### [WHAT IS EXPECTED]
List each line of the data that holds the string "written", please.

### [DATA RECORDS]
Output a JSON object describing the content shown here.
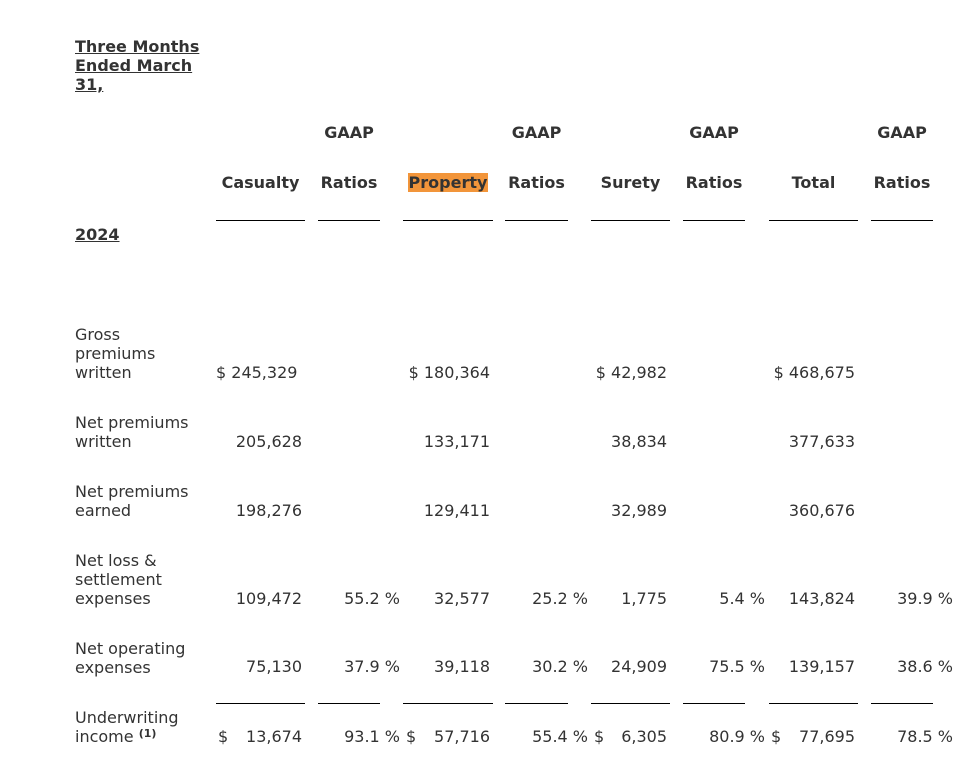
{
  "period_header": "Three Months Ended March 31,",
  "year": "2024",
  "columns": [
    {
      "top": "",
      "bottom": "Casualty"
    },
    {
      "top": "GAAP",
      "bottom": "Ratios"
    },
    {
      "top": "",
      "bottom": "Property"
    },
    {
      "top": "GAAP",
      "bottom": "Ratios"
    },
    {
      "top": "",
      "bottom": "Surety"
    },
    {
      "top": "GAAP",
      "bottom": "Ratios"
    },
    {
      "top": "",
      "bottom": "Total"
    },
    {
      "top": "GAAP",
      "bottom": "Ratios"
    }
  ],
  "rows": [
    {
      "label": "Gross premiums written",
      "casualty": "$ 245,329",
      "casualty_ratio": "",
      "property": "$ 180,364",
      "property_ratio": "",
      "surety": "$ 42,982",
      "surety_ratio": "",
      "total": "$ 468,675",
      "total_ratio": ""
    },
    {
      "label": "Net premiums written",
      "casualty": "205,628",
      "casualty_ratio": "",
      "property": "133,171",
      "property_ratio": "",
      "surety": "38,834",
      "surety_ratio": "",
      "total": "377,633",
      "total_ratio": ""
    },
    {
      "label": "Net premiums earned",
      "casualty": "198,276",
      "casualty_ratio": "",
      "property": "129,411",
      "property_ratio": "",
      "surety": "32,989",
      "surety_ratio": "",
      "total": "360,676",
      "total_ratio": ""
    },
    {
      "label": "Net loss & settlement expenses",
      "casualty": "109,472",
      "casualty_ratio": "55.2 %",
      "property": "32,577",
      "property_ratio": "25.2 %",
      "surety": "1,775",
      "surety_ratio": "5.4 %",
      "total": "143,824",
      "total_ratio": "39.9 %"
    },
    {
      "label": "Net operating expenses",
      "casualty": "75,130",
      "casualty_ratio": "37.9 %",
      "property": "39,118",
      "property_ratio": "30.2 %",
      "surety": "24,909",
      "surety_ratio": "75.5 %",
      "total": "139,157",
      "total_ratio": "38.6 %"
    }
  ],
  "underwriting": {
    "label": "Underwriting income",
    "footnote": "(1)",
    "casualty_dollar": "$",
    "casualty": "13,674",
    "casualty_ratio": "93.1 %",
    "property_dollar": "$",
    "property": "57,716",
    "property_ratio": "55.4 %",
    "surety_dollar": "$",
    "surety": "6,305",
    "surety_ratio": "80.9 %",
    "total_dollar": "$",
    "total": "77,695",
    "total_ratio": "78.5 %"
  }
}
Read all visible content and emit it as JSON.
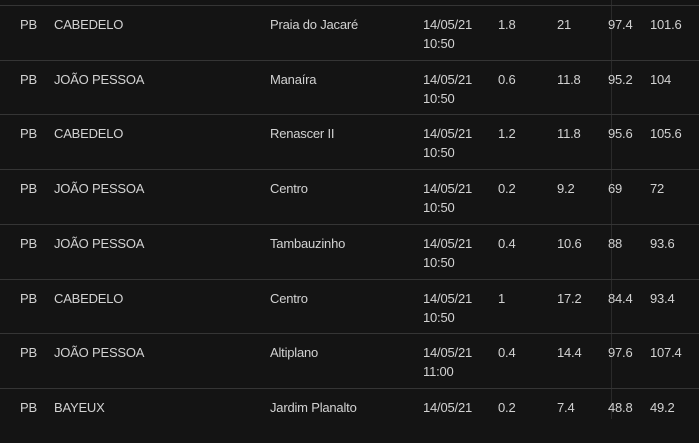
{
  "rows": [
    {
      "uf": "PB",
      "city": "CABEDELO",
      "neighborhood": "Praia do Jacaré",
      "date": "14/05/21",
      "time": "10:50",
      "v1": "1.8",
      "v2": "21",
      "v3": "97.4",
      "v4": "101.6"
    },
    {
      "uf": "PB",
      "city": "JOÃO PESSOA",
      "neighborhood": "Manaíra",
      "date": "14/05/21",
      "time": "10:50",
      "v1": "0.6",
      "v2": "11.8",
      "v3": "95.2",
      "v4": "104"
    },
    {
      "uf": "PB",
      "city": "CABEDELO",
      "neighborhood": "Renascer II",
      "date": "14/05/21",
      "time": "10:50",
      "v1": "1.2",
      "v2": "11.8",
      "v3": "95.6",
      "v4": "105.6"
    },
    {
      "uf": "PB",
      "city": "JOÃO PESSOA",
      "neighborhood": "Centro",
      "date": "14/05/21",
      "time": "10:50",
      "v1": "0.2",
      "v2": "9.2",
      "v3": "69",
      "v4": "72"
    },
    {
      "uf": "PB",
      "city": "JOÃO PESSOA",
      "neighborhood": "Tambauzinho",
      "date": "14/05/21",
      "time": "10:50",
      "v1": "0.4",
      "v2": "10.6",
      "v3": "88",
      "v4": "93.6"
    },
    {
      "uf": "PB",
      "city": "CABEDELO",
      "neighborhood": "Centro",
      "date": "14/05/21",
      "time": "10:50",
      "v1": "1",
      "v2": "17.2",
      "v3": "84.4",
      "v4": "93.4"
    },
    {
      "uf": "PB",
      "city": "JOÃO PESSOA",
      "neighborhood": "Altiplano",
      "date": "14/05/21",
      "time": "11:00",
      "v1": "0.4",
      "v2": "14.4",
      "v3": "97.6",
      "v4": "107.4"
    },
    {
      "uf": "PB",
      "city": "BAYEUX",
      "neighborhood": "Jardim Planalto",
      "date": "14/05/21",
      "time": "",
      "v1": "0.2",
      "v2": "7.4",
      "v3": "48.8",
      "v4": "49.2"
    }
  ]
}
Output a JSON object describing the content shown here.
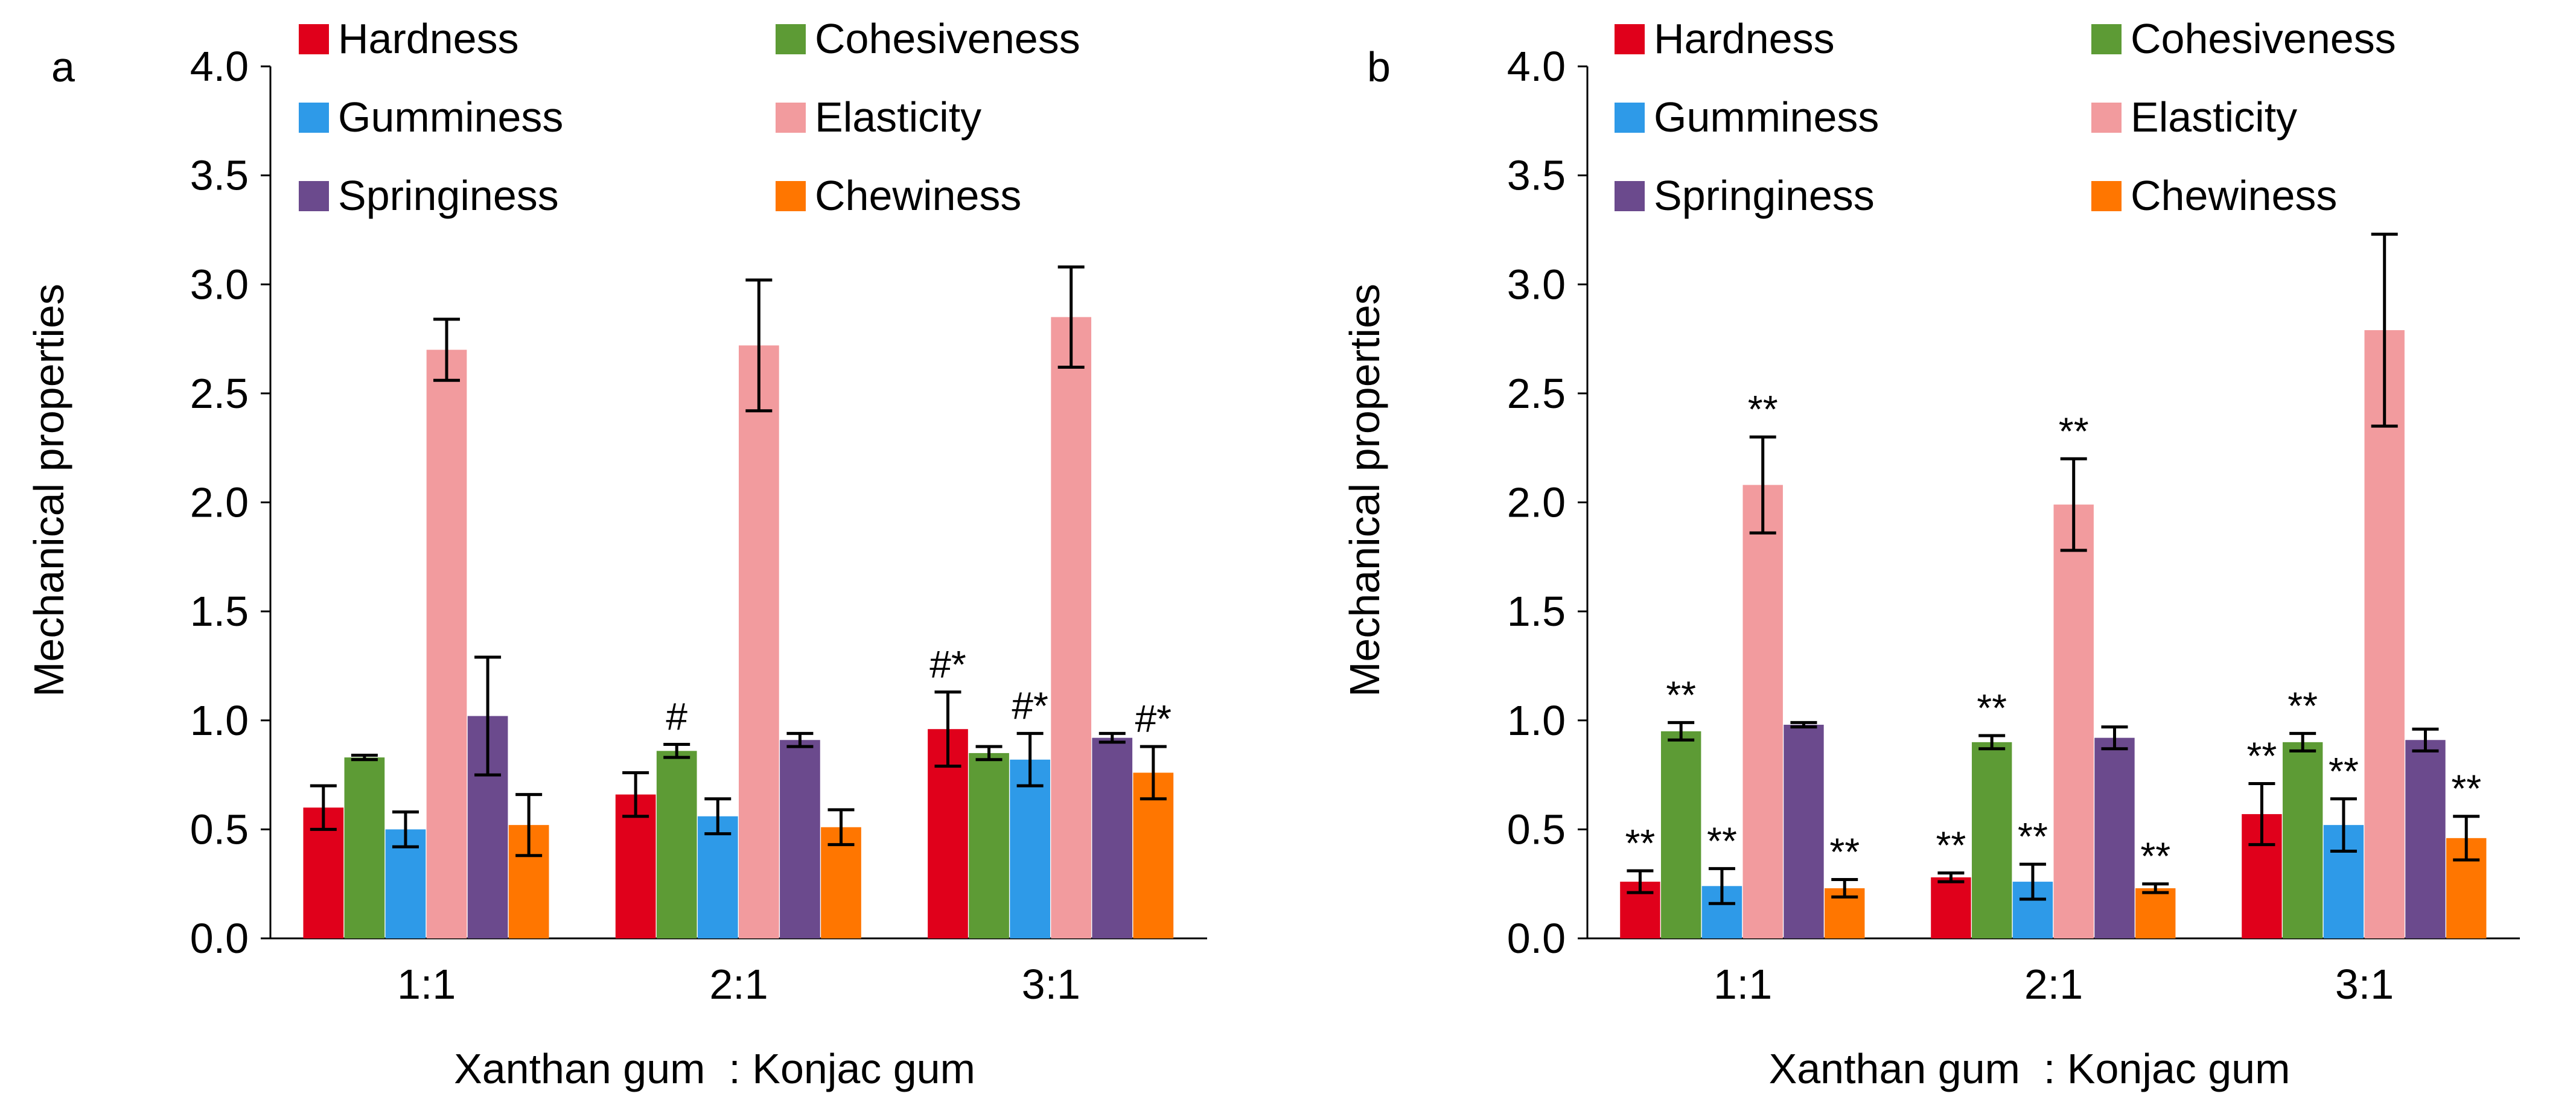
{
  "chart_data": [
    {
      "panel_label": "a",
      "type": "bar",
      "categories": [
        "1:1",
        "2:1",
        "3:1"
      ],
      "xlabel": "Xanthan gum  : Konjac gum",
      "ylabel": "Mechanical properties",
      "ylim": [
        0,
        4.0
      ],
      "yticks": [
        "0.0",
        "0.5",
        "1.0",
        "1.5",
        "2.0",
        "2.5",
        "3.0",
        "3.5",
        "4.0"
      ],
      "grid": false,
      "legend_position": "top",
      "series": [
        {
          "name": "Hardness",
          "color": "#e0001b",
          "values": [
            0.6,
            0.66,
            0.96
          ],
          "errors": [
            0.1,
            0.1,
            0.17
          ],
          "annotations": [
            "",
            "",
            "#*"
          ]
        },
        {
          "name": "Cohesiveness",
          "color": "#5d9b35",
          "values": [
            0.83,
            0.86,
            0.85
          ],
          "errors": [
            0.01,
            0.03,
            0.03
          ],
          "annotations": [
            "",
            "#",
            ""
          ]
        },
        {
          "name": "Gumminess",
          "color": "#2e9ae8",
          "values": [
            0.5,
            0.56,
            0.82
          ],
          "errors": [
            0.08,
            0.08,
            0.12
          ],
          "annotations": [
            "",
            "",
            "#*"
          ]
        },
        {
          "name": "Elasticity",
          "color": "#f29b9e",
          "values": [
            2.7,
            2.72,
            2.85
          ],
          "errors": [
            0.14,
            0.3,
            0.23
          ],
          "annotations": [
            "",
            "",
            ""
          ]
        },
        {
          "name": "Springiness",
          "color": "#6b4a8d",
          "values": [
            1.02,
            0.91,
            0.92
          ],
          "errors": [
            0.27,
            0.03,
            0.02
          ],
          "annotations": [
            "",
            "",
            ""
          ]
        },
        {
          "name": "Chewiness",
          "color": "#ff7600",
          "values": [
            0.52,
            0.51,
            0.76
          ],
          "errors": [
            0.14,
            0.08,
            0.12
          ],
          "annotations": [
            "",
            "",
            "#*"
          ]
        }
      ]
    },
    {
      "panel_label": "b",
      "type": "bar",
      "categories": [
        "1:1",
        "2:1",
        "3:1"
      ],
      "xlabel": "Xanthan gum  : Konjac gum",
      "ylabel": "Mechanical properties",
      "ylim": [
        0,
        4.0
      ],
      "yticks": [
        "0.0",
        "0.5",
        "1.0",
        "1.5",
        "2.0",
        "2.5",
        "3.0",
        "3.5",
        "4.0"
      ],
      "grid": false,
      "legend_position": "top",
      "series": [
        {
          "name": "Hardness",
          "color": "#e0001b",
          "values": [
            0.26,
            0.28,
            0.57
          ],
          "errors": [
            0.05,
            0.02,
            0.14
          ],
          "annotations": [
            "**",
            "**",
            "**"
          ]
        },
        {
          "name": "Cohesiveness",
          "color": "#5d9b35",
          "values": [
            0.95,
            0.9,
            0.9
          ],
          "errors": [
            0.04,
            0.03,
            0.04
          ],
          "annotations": [
            "**",
            "**",
            "**"
          ]
        },
        {
          "name": "Gumminess",
          "color": "#2e9ae8",
          "values": [
            0.24,
            0.26,
            0.52
          ],
          "errors": [
            0.08,
            0.08,
            0.12
          ],
          "annotations": [
            "**",
            "**",
            "**"
          ]
        },
        {
          "name": "Elasticity",
          "color": "#f29b9e",
          "values": [
            2.08,
            1.99,
            2.79
          ],
          "errors": [
            0.22,
            0.21,
            0.44
          ],
          "annotations": [
            "**",
            "**",
            ""
          ]
        },
        {
          "name": "Springiness",
          "color": "#6b4a8d",
          "values": [
            0.98,
            0.92,
            0.91
          ],
          "errors": [
            0.01,
            0.05,
            0.05
          ],
          "annotations": [
            "",
            "",
            ""
          ]
        },
        {
          "name": "Chewiness",
          "color": "#ff7600",
          "values": [
            0.23,
            0.23,
            0.46
          ],
          "errors": [
            0.04,
            0.02,
            0.1
          ],
          "annotations": [
            "**",
            "**",
            "**"
          ]
        }
      ]
    }
  ]
}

### [THE COMPLETED TASK]
      "label": "Gross premiums written",
      "label": "Net premiums written",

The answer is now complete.